EXERCISE »
Gather every line from the entries below that includes "name".

MATERIAL FOR THIS TASK »
⟨

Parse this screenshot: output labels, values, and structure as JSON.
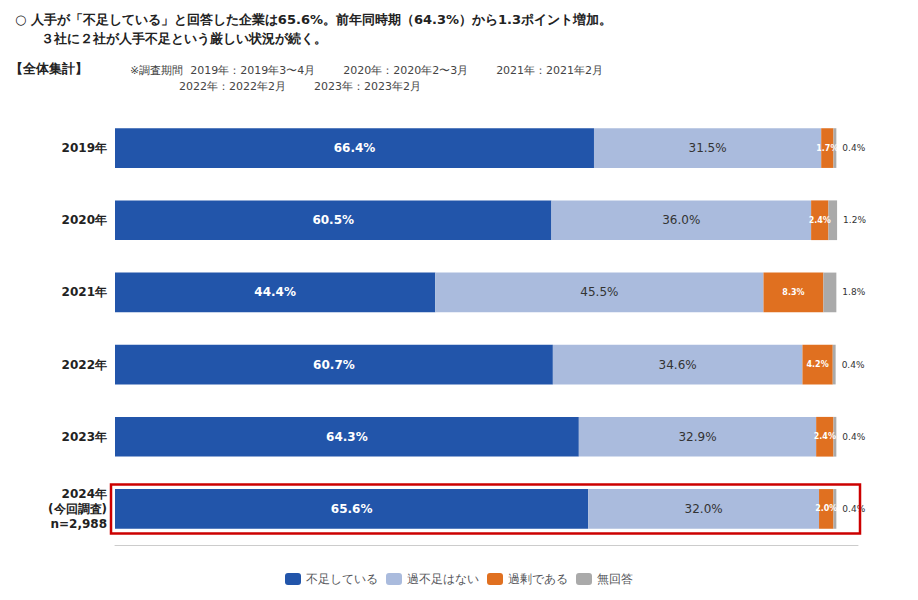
{
  "chart_data": {
    "type": "bar",
    "title": "○ 人手が「不足している」と回答した企業は65.6%。前年同時期（64.3%）から1.3ポイント増加。",
    "subtitle": "　　３社に２社が人手不足という厳しい状況が続く。",
    "annotations": [
      "【全体集計】",
      "※調査期間  2019年：2019年3〜4月        2020年：2020年2〜3月        2021年：2021年2月\n              2022年：2022年2月        2023年：2023年2月"
    ],
    "categories": [
      "2019年",
      "2020年",
      "2021年",
      "2022年",
      "2023年",
      "2024年\n(今回調査)\nn=2,988"
    ],
    "series": [
      {
        "name": "不足している",
        "color": "#2255aa",
        "values": [
          66.4,
          60.5,
          44.4,
          60.7,
          64.3,
          65.6
        ],
        "value_labels": [
          "66.4%",
          "60.5%",
          "44.4%",
          "60.7%",
          "64.3%",
          "65.6%"
        ]
      },
      {
        "name": "過不足はない",
        "color": "#aabbdd",
        "values": [
          31.5,
          36.0,
          45.5,
          34.6,
          32.9,
          32.0
        ],
        "value_labels": [
          "31.5%",
          "36.0%",
          "45.5%",
          "34.6%",
          "32.9%",
          "32.0%"
        ]
      },
      {
        "name": "過剰である",
        "color": "#e07020",
        "values": [
          1.7,
          2.4,
          8.3,
          4.2,
          2.4,
          2.0
        ],
        "value_labels": [
          "1.7%",
          "2.4%",
          "8.3%",
          "4.2%",
          "2.4%",
          "2.0%"
        ]
      },
      {
        "name": "無回答",
        "color": "#aaaaaa",
        "values": [
          0.4,
          1.2,
          1.8,
          0.4,
          0.4,
          0.4
        ],
        "value_labels": [
          "0.4%",
          "1.2%",
          "1.8%",
          "0.4%",
          "0.4%",
          "0.4%"
        ]
      }
    ],
    "xlim": [
      0,
      103
    ],
    "orientation": "horizontal",
    "stacked": true,
    "data_labels": true,
    "tick_labels": "y",
    "grid": false,
    "legend": "bottom",
    "highlight": {
      "category": "2024年\n(今回調査)\nn=2,988",
      "color": "#cc0000"
    }
  }
}
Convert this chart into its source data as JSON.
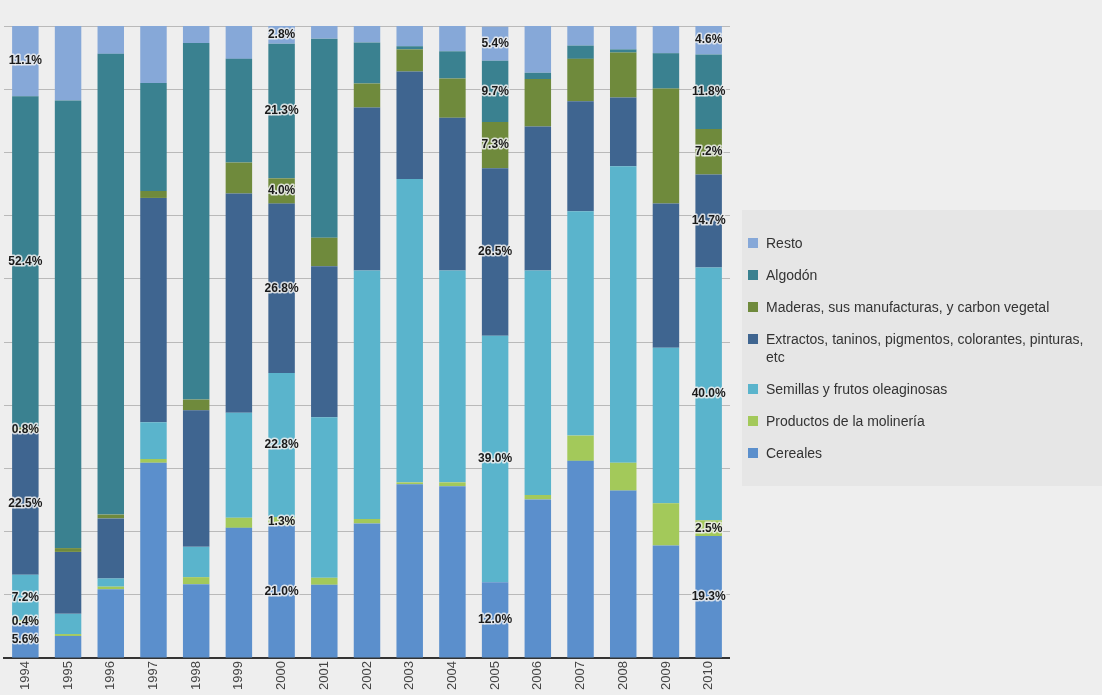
{
  "chart_data": {
    "type": "bar",
    "stacked": true,
    "legend": "right",
    "grid": "y",
    "tick_labels": "x",
    "categories": [
      "1994",
      "1995",
      "1996",
      "1997",
      "1998",
      "1999",
      "2000",
      "2001",
      "2002",
      "2003",
      "2004",
      "2005",
      "2006",
      "2007",
      "2008",
      "2009",
      "2010"
    ],
    "ylim": [
      0,
      100
    ],
    "yticks": [
      {
        "value": 0,
        "label": null
      },
      {
        "value": 10,
        "label": null
      },
      {
        "value": 20,
        "label": null
      },
      {
        "value": 30,
        "label": null
      },
      {
        "value": 40,
        "label": null
      },
      {
        "value": 50,
        "label": null
      },
      {
        "value": 60,
        "label": null
      },
      {
        "value": 70,
        "label": null
      },
      {
        "value": 80,
        "label": null
      },
      {
        "value": 90,
        "label": null
      },
      {
        "value": 100,
        "label": null
      }
    ],
    "series": [
      {
        "name": "Cereales",
        "color": "#5b8fcc",
        "values": [
          5.6,
          3.5,
          10.9,
          30.9,
          11.7,
          20.6,
          21.0,
          11.6,
          21.3,
          27.5,
          27.2,
          12.0,
          25.1,
          31.2,
          26.5,
          17.8,
          19.3
        ],
        "value_labels": [
          "5.6%",
          null,
          null,
          null,
          null,
          null,
          "21.0%",
          null,
          null,
          null,
          null,
          "12.0%",
          null,
          null,
          null,
          null,
          "19.3%"
        ]
      },
      {
        "name": "Productos de la molinería",
        "color": "#a3c95a",
        "values": [
          0.4,
          0.3,
          0.4,
          0.6,
          1.1,
          1.6,
          1.3,
          1.1,
          0.7,
          0.3,
          0.6,
          null,
          0.7,
          4.0,
          4.4,
          6.7,
          2.5
        ],
        "value_labels": [
          "0.4%",
          null,
          null,
          null,
          null,
          null,
          "1.3%",
          null,
          null,
          null,
          null,
          null,
          null,
          null,
          null,
          null,
          "2.5%"
        ]
      },
      {
        "name": "Semillas y frutos oleaginosas",
        "color": "#5ab4cc",
        "values": [
          7.2,
          3.2,
          1.3,
          5.8,
          4.8,
          16.6,
          22.8,
          25.4,
          39.3,
          48.0,
          33.5,
          39.0,
          35.5,
          35.5,
          46.9,
          24.6,
          40.0
        ],
        "value_labels": [
          "7.2%",
          null,
          null,
          null,
          null,
          null,
          "22.8%",
          null,
          null,
          null,
          null,
          "39.0%",
          null,
          null,
          null,
          null,
          "40.0%"
        ]
      },
      {
        "name": "Extractos, taninos, pigmentos, colorantes, pinturas, etc",
        "color": "#3f6590",
        "values": [
          22.5,
          9.8,
          9.5,
          35.5,
          21.6,
          34.7,
          26.8,
          23.9,
          25.8,
          17.0,
          24.2,
          26.5,
          22.8,
          17.4,
          10.9,
          22.8,
          14.7
        ],
        "value_labels": [
          "22.5%",
          null,
          null,
          null,
          null,
          null,
          "26.8%",
          null,
          null,
          null,
          null,
          "26.5%",
          null,
          null,
          null,
          null,
          "14.7%"
        ]
      },
      {
        "name": "Maderas, sus manufacturas, y carbon vegetal",
        "color": "#6f8a3c",
        "values": [
          0.8,
          0.6,
          0.6,
          1.1,
          1.7,
          4.9,
          4.0,
          4.5,
          3.8,
          3.5,
          6.2,
          7.3,
          7.5,
          6.7,
          7.1,
          18.2,
          7.2
        ],
        "value_labels": [
          "0.8%",
          null,
          null,
          null,
          null,
          null,
          "4.0%",
          null,
          null,
          null,
          null,
          "7.3%",
          null,
          null,
          null,
          null,
          "7.2%"
        ]
      },
      {
        "name": "Algodón",
        "color": "#3a8190",
        "values": [
          52.4,
          70.8,
          72.9,
          17.1,
          56.4,
          16.4,
          21.3,
          31.5,
          6.5,
          0.5,
          4.3,
          9.7,
          1.0,
          2.1,
          0.5,
          5.6,
          11.8
        ],
        "value_labels": [
          "52.4%",
          null,
          null,
          null,
          null,
          null,
          "21.3%",
          null,
          null,
          null,
          null,
          "9.7%",
          null,
          null,
          null,
          null,
          "11.8%"
        ]
      },
      {
        "name": "Resto",
        "color": "#86a8d8",
        "values": [
          11.1,
          11.8,
          4.4,
          9.0,
          2.7,
          5.2,
          2.8,
          2.0,
          2.6,
          3.2,
          4.0,
          5.4,
          7.4,
          3.1,
          3.7,
          4.3,
          4.6
        ],
        "value_labels": [
          "11.1%",
          null,
          null,
          null,
          null,
          null,
          "2.8%",
          null,
          null,
          null,
          null,
          "5.4%",
          null,
          null,
          null,
          null,
          "4.6%"
        ]
      }
    ]
  }
}
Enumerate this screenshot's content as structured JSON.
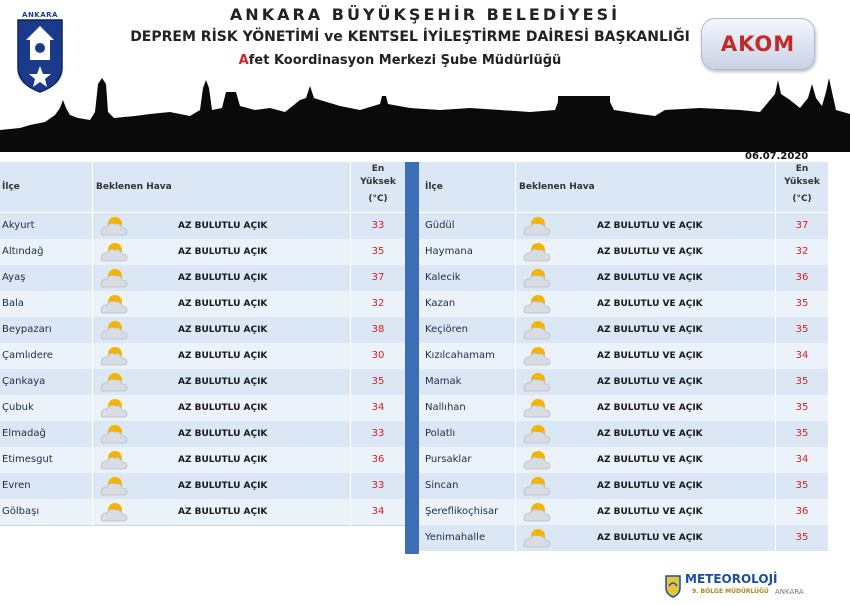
{
  "header": {
    "logo_text": "ANKARA",
    "title_line1": "ANKARA BÜYÜKŞEHİR BELEDİYESİ",
    "title_line2": "DEPREM RİSK YÖNETİMİ ve KENTSEL İYİLEŞTİRME DAİRESİ BAŞKANLIĞI",
    "title_line3_initial": "A",
    "title_line3_rest": "fet Koordinasyon Merkezi Şube Müdürlüğü",
    "akom_badge": "AKOM",
    "date": "06.07.2020"
  },
  "table": {
    "headers": {
      "district": "İlçe",
      "forecast": "Beklenen Hava",
      "max_line1": "En",
      "max_line2": "Yüksek",
      "max_line3": "(°C)"
    },
    "left": [
      {
        "district": "Akyurt",
        "condition": "AZ BULUTLU AÇIK",
        "temp": "33"
      },
      {
        "district": "Altındağ",
        "condition": "AZ BULUTLU AÇIK",
        "temp": "35"
      },
      {
        "district": "Ayaş",
        "condition": "AZ BULUTLU AÇIK",
        "temp": "37"
      },
      {
        "district": "Bala",
        "condition": "AZ BULUTLU AÇIK",
        "temp": "32"
      },
      {
        "district": "Beypazarı",
        "condition": "AZ BULUTLU AÇIK",
        "temp": "38"
      },
      {
        "district": "Çamlıdere",
        "condition": "AZ BULUTLU AÇIK",
        "temp": "30"
      },
      {
        "district": "Çankaya",
        "condition": "AZ BULUTLU AÇIK",
        "temp": "35"
      },
      {
        "district": "Çubuk",
        "condition": "AZ BULUTLU AÇIK",
        "temp": "34"
      },
      {
        "district": "Elmadağ",
        "condition": "AZ BULUTLU AÇIK",
        "temp": "33"
      },
      {
        "district": "Etimesgut",
        "condition": "AZ BULUTLU AÇIK",
        "temp": "36"
      },
      {
        "district": "Evren",
        "condition": "AZ BULUTLU AÇIK",
        "temp": "33"
      },
      {
        "district": "Gölbaşı",
        "condition": "AZ BULUTLU AÇIK",
        "temp": "34"
      }
    ],
    "right": [
      {
        "district": "Güdül",
        "condition": "AZ BULUTLU VE AÇIK",
        "temp": "37"
      },
      {
        "district": "Haymana",
        "condition": "AZ BULUTLU VE AÇIK",
        "temp": "32"
      },
      {
        "district": "Kalecik",
        "condition": "AZ BULUTLU VE AÇIK",
        "temp": "36"
      },
      {
        "district": "Kazan",
        "condition": "AZ BULUTLU VE AÇIK",
        "temp": "35"
      },
      {
        "district": "Keçiören",
        "condition": "AZ BULUTLU VE AÇIK",
        "temp": "35"
      },
      {
        "district": "Kızılcahamam",
        "condition": "AZ BULUTLU VE AÇIK",
        "temp": "34"
      },
      {
        "district": "Mamak",
        "condition": "AZ BULUTLU VE AÇIK",
        "temp": "35"
      },
      {
        "district": "Nallıhan",
        "condition": "AZ BULUTLU VE AÇIK",
        "temp": "35"
      },
      {
        "district": "Polatlı",
        "condition": "AZ BULUTLU VE AÇIK",
        "temp": "35"
      },
      {
        "district": "Pursaklar",
        "condition": "AZ BULUTLU VE AÇIK",
        "temp": "34"
      },
      {
        "district": "Sincan",
        "condition": "AZ BULUTLU VE AÇIK",
        "temp": "35"
      },
      {
        "district": "Şereflikoçhisar",
        "condition": "AZ BULUTLU VE AÇIK",
        "temp": "36"
      },
      {
        "district": "Yenimahalle",
        "condition": "AZ BULUTLU VE AÇIK",
        "temp": "35"
      }
    ],
    "icon": "partly-cloudy-sun-icon"
  },
  "footer": {
    "meteo_title": "METEOROLOJİ",
    "meteo_sub": "9. BÖLGE MÜDÜRLÜĞÜ",
    "meteo_city": "ANKARA"
  },
  "colors": {
    "header_cell": "#dbe7f4",
    "row_alt": "#ecf2fa",
    "divider": "#3d6fb6",
    "temp": "#d32020"
  }
}
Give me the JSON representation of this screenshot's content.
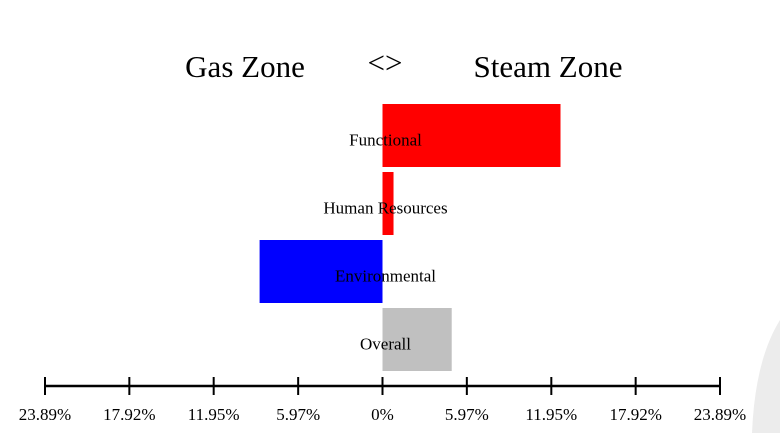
{
  "chart_data": {
    "type": "bar",
    "orientation": "horizontal",
    "title_left": "Gas Zone",
    "title_middle": "<>",
    "title_right": "Steam Zone",
    "categories": [
      "Functional",
      "Human Resources",
      "Environmental",
      "Overall"
    ],
    "values": [
      12.6,
      0.78,
      -8.7,
      4.9
    ],
    "colors": [
      "#ff0000",
      "#ff0000",
      "#0000ff",
      "#c0c0c0"
    ],
    "xlim": [
      -23.89,
      23.89
    ],
    "xticks": [
      {
        "value": -23.89,
        "label": "23.89%"
      },
      {
        "value": -17.92,
        "label": "17.92%"
      },
      {
        "value": -11.95,
        "label": "11.95%"
      },
      {
        "value": -5.97,
        "label": "5.97%"
      },
      {
        "value": 0,
        "label": "0%"
      },
      {
        "value": 5.97,
        "label": "5.97%"
      },
      {
        "value": 11.95,
        "label": "11.95%"
      },
      {
        "value": 17.92,
        "label": "17.92%"
      },
      {
        "value": 23.89,
        "label": "23.89%"
      }
    ],
    "grid": false
  }
}
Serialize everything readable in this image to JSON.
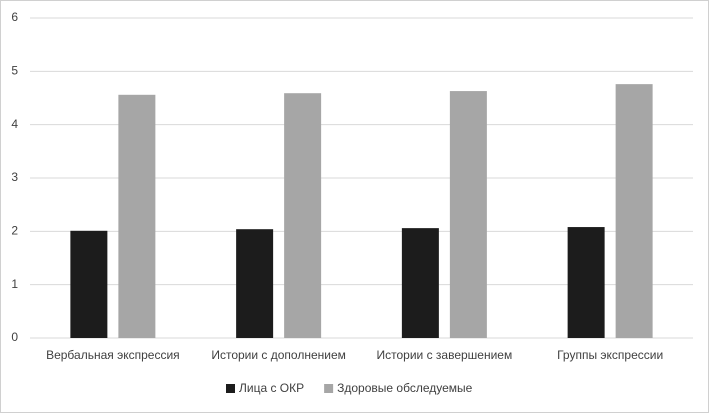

⟩

COMPLETE RESPONSE »
        "name": "不足している",
        "name": "過不足はない",
        "name": "過剰である",
        "name": "無回答",
        "name": "Cereales",
        "name": "Productos de la molinería",
        "name": "Semillas y frutos oleaginosas",
        "name": "Extractos, taninos, pigmentos, colorantes, pinturas, etc",
        "name": "Maderas, sus manufacturas, y carbon vegetal",
        "name": "Algodón",
        "name": "Resto",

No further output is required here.